§ Objective:
Return each line of the listing that contains the string "More".

§ Listing:
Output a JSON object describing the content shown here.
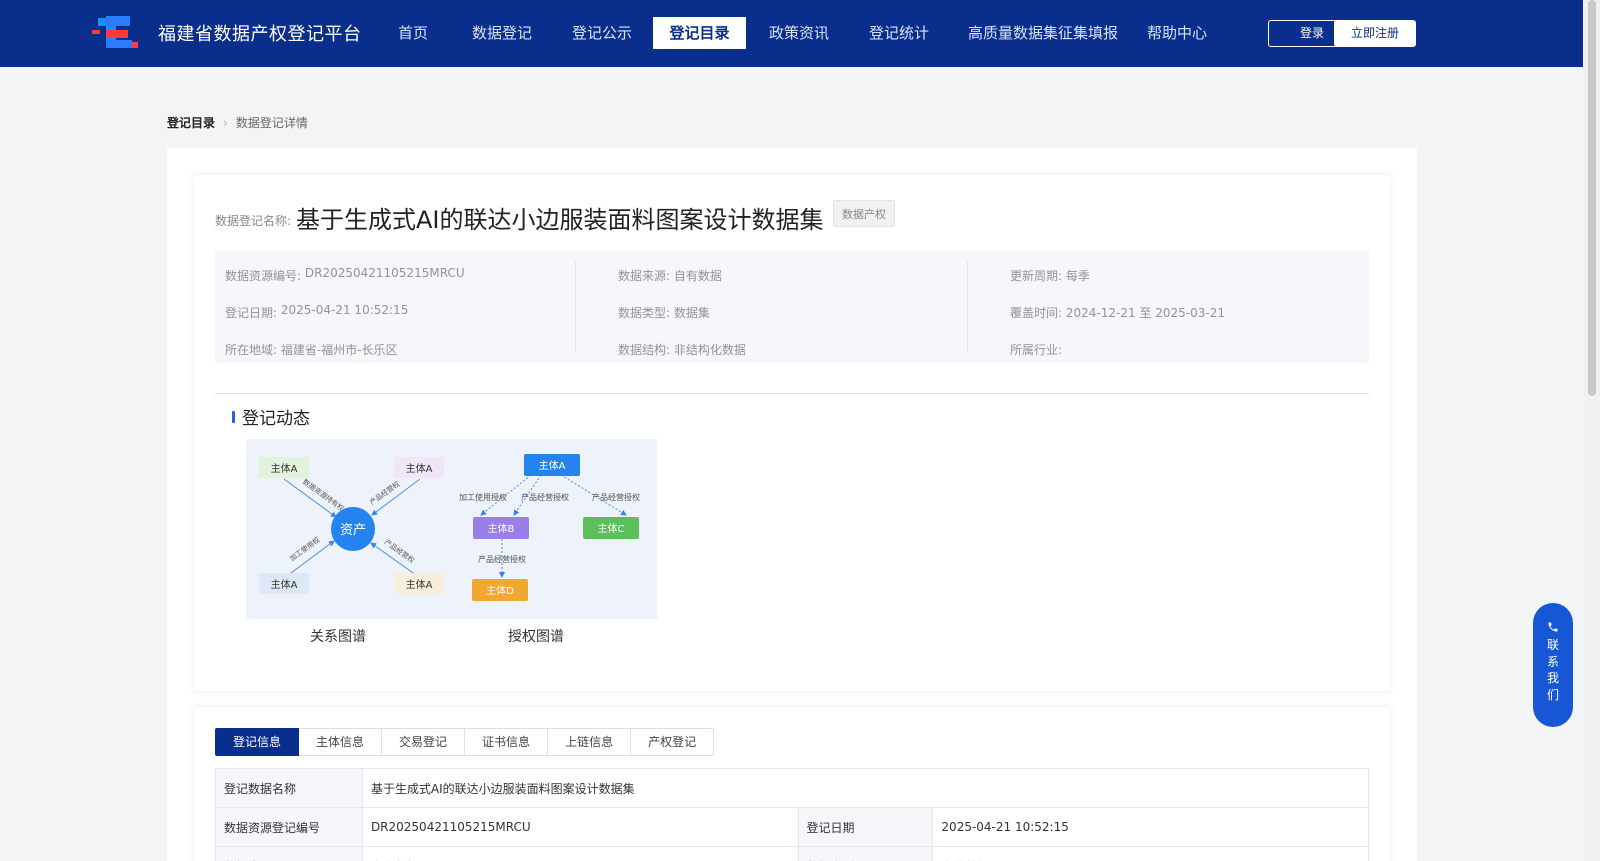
{
  "header": {
    "site_title": "福建省数据产权登记平台",
    "nav": [
      "首页",
      "数据登记",
      "登记公示",
      "登记目录",
      "政策资讯",
      "登记统计",
      "高质量数据集征集填报",
      "帮助中心"
    ],
    "active_nav": "登记目录",
    "login_label": "登录",
    "register_label": "立即注册"
  },
  "breadcrumb": {
    "root": "登记目录",
    "current": "数据登记详情"
  },
  "detail": {
    "name_label": "数据登记名称:",
    "name": "基于生成式AI的联达小边服装面料图案设计数据集",
    "badge": "数据产权",
    "info": {
      "col1": [
        {
          "k": "数据资源编号:",
          "v": "DR20250421105215MRCU"
        },
        {
          "k": "登记日期:",
          "v": "2025-04-21 10:52:15"
        },
        {
          "k": "所在地域:",
          "v": "福建省-福州市-长乐区"
        }
      ],
      "col2": [
        {
          "k": "数据来源:",
          "v": "自有数据"
        },
        {
          "k": "数据类型:",
          "v": "数据集"
        },
        {
          "k": "数据结构:",
          "v": "非结构化数据"
        }
      ],
      "col3": [
        {
          "k": "更新周期:",
          "v": "每季"
        },
        {
          "k": "覆盖时间:",
          "v": "2024-12-21 至 2025-03-21"
        },
        {
          "k": "所属行业:",
          "v": ""
        }
      ]
    }
  },
  "dynamics": {
    "title": "登记动态",
    "relation_caption": "关系图谱",
    "auth_caption": "授权图谱",
    "relation": {
      "center": "资产",
      "nodes": [
        "主体A",
        "主体A",
        "主体A",
        "主体A"
      ],
      "edges": [
        "数据资源持有权",
        "产品经营权",
        "加工使用权",
        "产品经营权"
      ]
    },
    "auth": {
      "nodes": [
        "主体A",
        "主体B",
        "主体C",
        "主体D"
      ],
      "edges": [
        "加工使用授权",
        "产品经营授权",
        "产品经营授权",
        "产品经营授权"
      ]
    }
  },
  "tabs": [
    "登记信息",
    "主体信息",
    "交易登记",
    "证书信息",
    "上链信息",
    "产权登记"
  ],
  "active_tab": "登记信息",
  "table": {
    "r1_k": "登记数据名称",
    "r1_v": "基于生成式AI的联达小边服装面料图案设计数据集",
    "r2_k1": "数据资源登记编号",
    "r2_v1": "DR20250421105215MRCU",
    "r2_k2": "登记日期",
    "r2_v2": "2025-04-21 10:52:15",
    "r3_k1": "数据来源",
    "r3_v1": "自有数据",
    "r3_k2": "数据类型",
    "r3_v2": "企业数据"
  },
  "contact_label": [
    "联",
    "系",
    "我",
    "们"
  ],
  "icons": {
    "logo": "platform-logo-icon",
    "phone": "phone-icon",
    "breadcrumb_sep": "chevron-right-icon"
  },
  "colors": {
    "header_bg": "#0a2e8c",
    "accent": "#1757d6"
  }
}
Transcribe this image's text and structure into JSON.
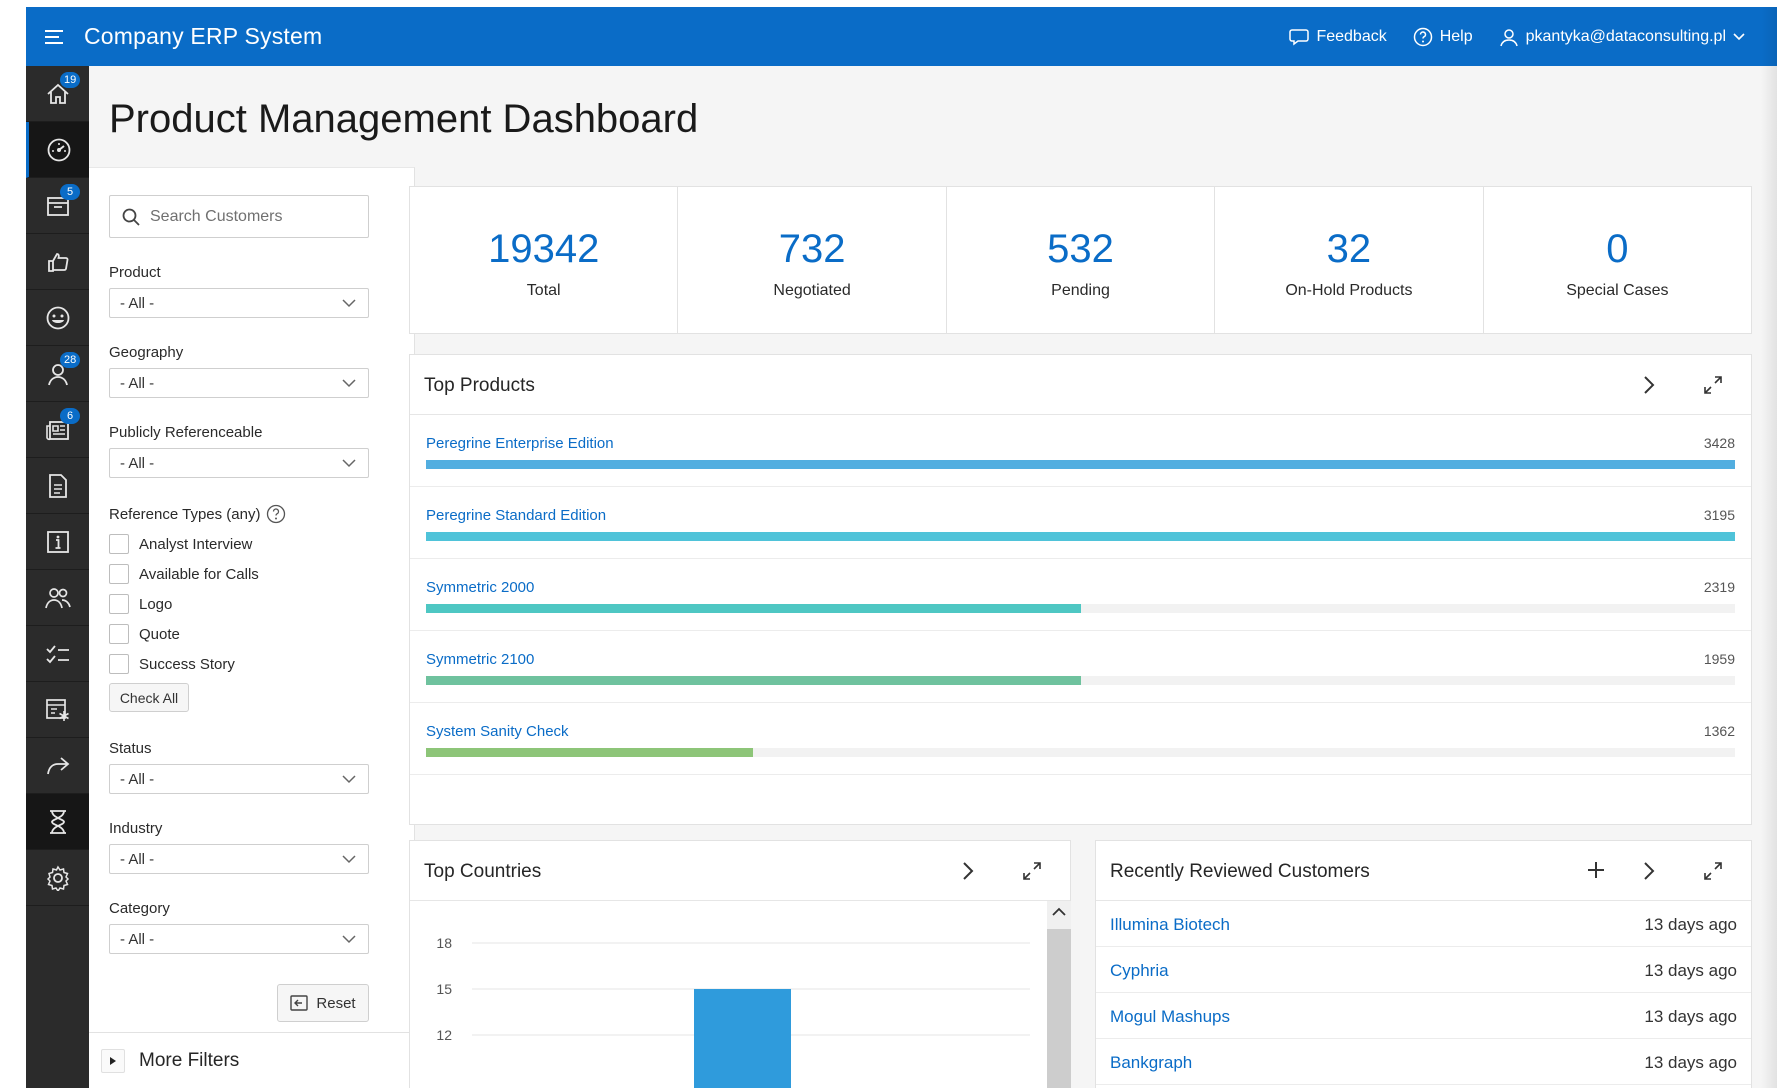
{
  "header": {
    "app_title": "Company ERP System",
    "feedback": "Feedback",
    "help": "Help",
    "user": "pkantyka@dataconsulting.pl"
  },
  "nav": {
    "items": [
      {
        "icon": "home-icon",
        "badge": "19"
      },
      {
        "icon": "dashboard-gauge-icon",
        "badge": ""
      },
      {
        "icon": "archive-box-icon",
        "badge": "5"
      },
      {
        "icon": "thumbs-up-icon",
        "badge": ""
      },
      {
        "icon": "emoji-face-icon",
        "badge": ""
      },
      {
        "icon": "user-icon",
        "badge": "28"
      },
      {
        "icon": "newspaper-icon",
        "badge": "6"
      },
      {
        "icon": "document-icon",
        "badge": ""
      },
      {
        "icon": "info-icon",
        "badge": ""
      },
      {
        "icon": "users-group-icon",
        "badge": ""
      },
      {
        "icon": "checklist-icon",
        "badge": ""
      },
      {
        "icon": "form-star-icon",
        "badge": ""
      },
      {
        "icon": "share-arrow-icon",
        "badge": ""
      },
      {
        "icon": "hourglass-icon",
        "badge": ""
      },
      {
        "icon": "gear-icon",
        "badge": ""
      }
    ]
  },
  "page": {
    "title": "Product Management Dashboard"
  },
  "filters": {
    "search_placeholder": "Search Customers",
    "product_label": "Product",
    "product_value": "- All -",
    "geography_label": "Geography",
    "geography_value": "- All -",
    "referenceable_label": "Publicly Referenceable",
    "referenceable_value": "- All -",
    "reftypes_label": "Reference Types (any)",
    "reftypes": [
      "Analyst Interview",
      "Available for Calls",
      "Logo",
      "Quote",
      "Success Story"
    ],
    "check_all": "Check All",
    "status_label": "Status",
    "status_value": "- All -",
    "industry_label": "Industry",
    "industry_value": "- All -",
    "category_label": "Category",
    "category_value": "- All -",
    "reset": "Reset",
    "more_filters": "More Filters"
  },
  "stats": [
    {
      "value": "19342",
      "label": "Total"
    },
    {
      "value": "732",
      "label": "Negotiated"
    },
    {
      "value": "532",
      "label": "Pending"
    },
    {
      "value": "32",
      "label": "On-Hold Products"
    },
    {
      "value": "0",
      "label": "Special Cases"
    }
  ],
  "top_products": {
    "title": "Top Products",
    "items": [
      {
        "name": "Peregrine Enterprise Edition",
        "value": "3428",
        "fill": 1.0,
        "color": "#52aee0"
      },
      {
        "name": "Peregrine Standard Edition",
        "value": "3195",
        "fill": 1.0,
        "color": "#4fc3d9"
      },
      {
        "name": "Symmetric 2000",
        "value": "2319",
        "fill": 0.5,
        "color": "#4ec7c3"
      },
      {
        "name": "Symmetric 2100",
        "value": "1959",
        "fill": 0.5,
        "color": "#6fc29e"
      },
      {
        "name": "System Sanity Check",
        "value": "1362",
        "fill": 0.25,
        "color": "#8dc578"
      }
    ]
  },
  "top_countries": {
    "title": "Top Countries",
    "chart_data": {
      "type": "bar",
      "y_ticks": [
        "18",
        "15",
        "12"
      ],
      "ylim": [
        12,
        18
      ],
      "values": [
        15
      ],
      "color": "#2f9bdc"
    }
  },
  "recently_reviewed": {
    "title": "Recently Reviewed Customers",
    "items": [
      {
        "name": "Illumina Biotech",
        "time": "13 days ago"
      },
      {
        "name": "Cyphria",
        "time": "13 days ago"
      },
      {
        "name": "Mogul Mashups",
        "time": "13 days ago"
      },
      {
        "name": "Bankgraph",
        "time": "13 days ago"
      }
    ]
  }
}
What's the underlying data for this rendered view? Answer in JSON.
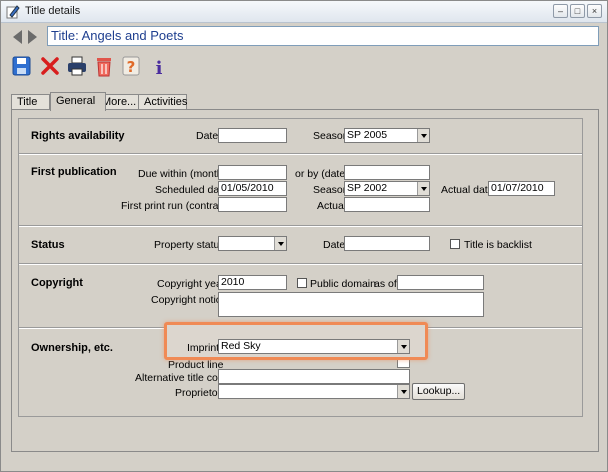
{
  "window": {
    "title": "Title details"
  },
  "header": {
    "title_value": "Title: Angels and Poets"
  },
  "toolbar": {
    "icons": [
      "save-icon",
      "delete-icon",
      "print-icon",
      "trash-icon",
      "help-icon",
      "info-icon"
    ]
  },
  "tabs": [
    {
      "label": "Title"
    },
    {
      "label": "General"
    },
    {
      "label": "More..."
    },
    {
      "label": "Activities"
    }
  ],
  "rights": {
    "section": "Rights availability",
    "date_label": "Date",
    "date_value": "",
    "season_label": "Season",
    "season_value": "SP 2005"
  },
  "first_pub": {
    "section": "First publication",
    "due_label": "Due within (months)",
    "due_value": "",
    "orby_label": "or by (date)",
    "orby_value": "",
    "scheduled_label": "Scheduled date",
    "scheduled_value": "01/05/2010",
    "season_label": "Season",
    "season_value": "SP 2002",
    "actual_date_label": "Actual date",
    "actual_date_value": "01/07/2010",
    "print_run_label": "First print run (contract)",
    "print_run_value": "",
    "actual_label": "Actual",
    "actual_value": ""
  },
  "status": {
    "section": "Status",
    "property_label": "Property status",
    "property_value": "",
    "date_label": "Date",
    "date_value": "",
    "backlist_label": "Title is backlist"
  },
  "copyright": {
    "section": "Copyright",
    "year_label": "Copyright year",
    "year_value": "2010",
    "public_domain_label": "Public domain",
    "asof_label": "as of",
    "asof_value": "",
    "notice_label": "Copyright notice",
    "notice_value": ""
  },
  "ownership": {
    "section": "Ownership, etc.",
    "imprint_label": "Imprint",
    "imprint_value": "Red Sky",
    "product_line_label": "Product line",
    "alt_code_label": "Alternative title code",
    "alt_code_value": "",
    "proprietor_label": "Proprietor",
    "proprietor_value": "",
    "lookup_label": "Lookup..."
  },
  "colors": {
    "highlight": "#f08a55",
    "title_text": "#1f3f8f",
    "panel": "#d4d0c8"
  }
}
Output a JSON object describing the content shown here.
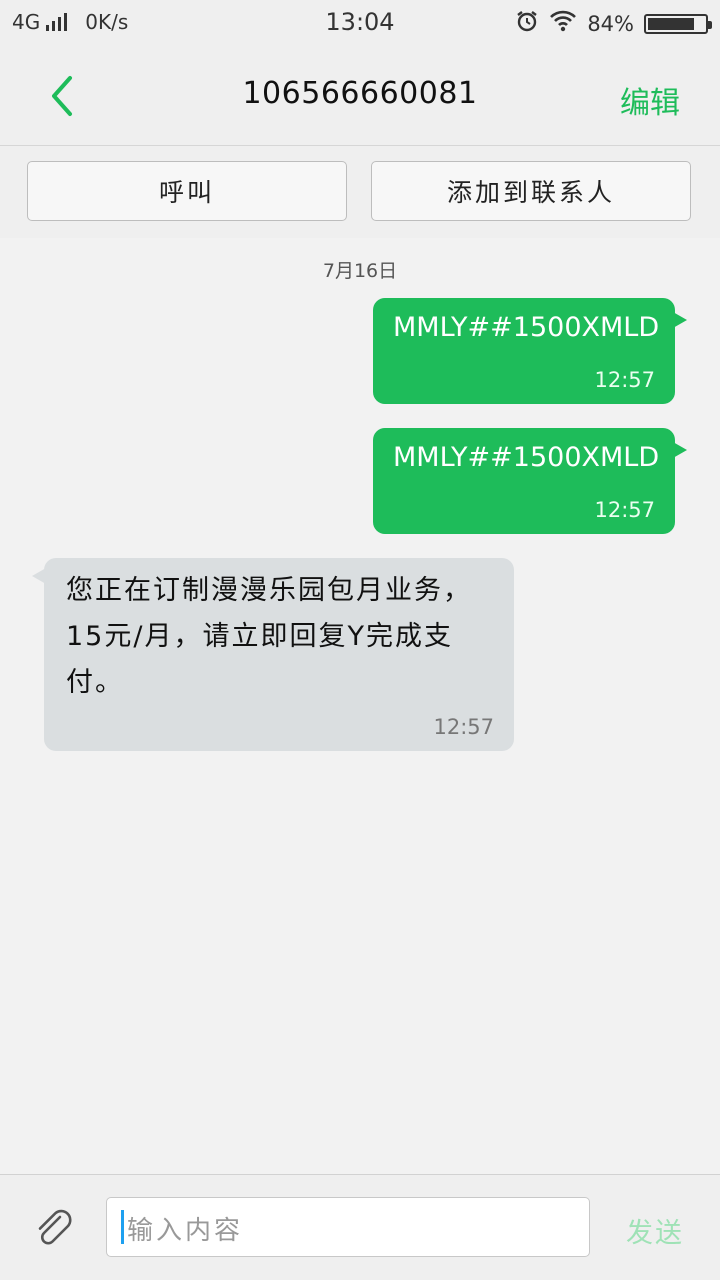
{
  "status_bar": {
    "network": "4G",
    "speed": "0K/s",
    "time": "13:04",
    "battery_percent": "84%",
    "battery_level": 0.84,
    "icons": [
      "signal-icon",
      "alarm-icon",
      "wifi-icon",
      "battery-icon"
    ]
  },
  "header": {
    "title": "106566660081",
    "edit_label": "编辑",
    "back_icon": "chevron-left-icon"
  },
  "actions": {
    "call_label": "呼叫",
    "add_contact_label": "添加到联系人"
  },
  "conversation": {
    "date": "7月16日",
    "messages": [
      {
        "direction": "out",
        "text": "MMLY##1500XMLD",
        "time": "12:57"
      },
      {
        "direction": "out",
        "text": "MMLY##1500XMLD",
        "time": "12:57"
      },
      {
        "direction": "in",
        "text": "您正在订制漫漫乐园包月业务，15元/月，请立即回复Y完成支付。",
        "time": "12:57"
      }
    ]
  },
  "input_bar": {
    "placeholder": "输入内容",
    "send_label": "发送",
    "attach_icon": "paperclip-icon"
  },
  "colors": {
    "accent": "#1ebc5a",
    "outgoing_bubble": "#1ebc5a",
    "incoming_bubble": "#dadee0",
    "send_disabled": "#9fe2b6"
  }
}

§ Exercise result:
    "more_filters": "More Filters"
      "label": "More..."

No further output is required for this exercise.